WHAT THE TASK ASKS →
A single number is the answer here: how many lines of the entries contain "Other"?
◇ ◇ ◇ ◇ ◇ ◇ ◇
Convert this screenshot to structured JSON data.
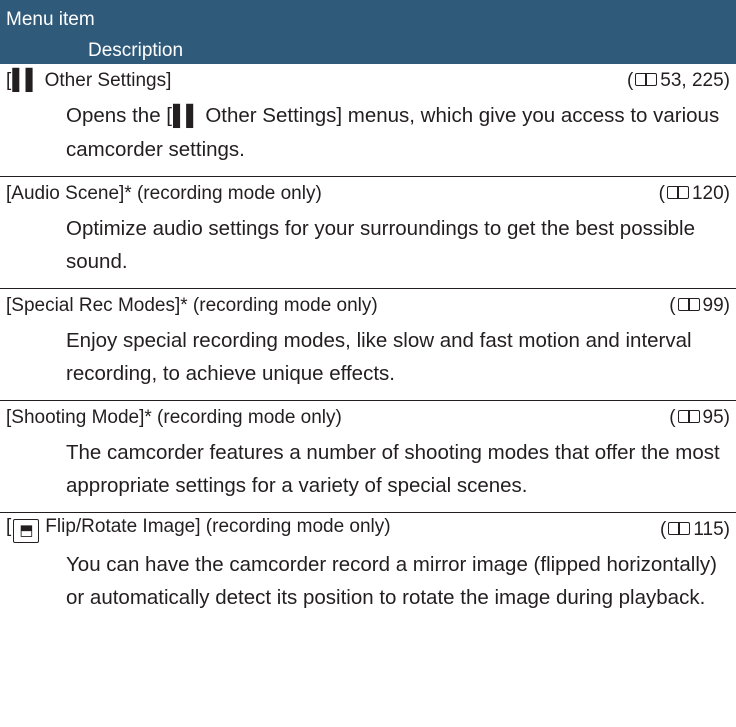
{
  "header": {
    "col1": "Menu item",
    "col2": "Description"
  },
  "icons": {
    "tools": "tools-icon",
    "flip": "flip-rotate-icon",
    "book": "book-reference-icon"
  },
  "entries": [
    {
      "title": "Other Settings]",
      "glyph_text": "▌▌",
      "ref": "53, 225",
      "description_parts": [
        "Opens the [",
        "Other Settings] menus, which give you access to various camcorder settings."
      ]
    },
    {
      "title": "[Audio Scene]* (recording mode only)",
      "ref": "120",
      "description": "Optimize audio settings for your surroundings to get the best possible sound."
    },
    {
      "title": "[Special Rec Modes]* (recording mode only)",
      "ref": "99",
      "description": "Enjoy special recording modes, like slow and fast motion and interval recording, to achieve unique effects."
    },
    {
      "title": "[Shooting Mode]* (recording mode only)",
      "ref": "95",
      "description": "The camcorder features a number of shooting modes that offer the most appropriate settings for a variety of special scenes."
    },
    {
      "title": "Flip/Rotate Image] (recording mode only)",
      "ref": "115",
      "description": "You can have the camcorder record a mirror image (flipped horizontally) or automatically detect its position to rotate the image during playback."
    }
  ]
}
◇ ◇ ◇ ◇ ◇ ◇ ◇
ANSWER TO THIS TASK →
2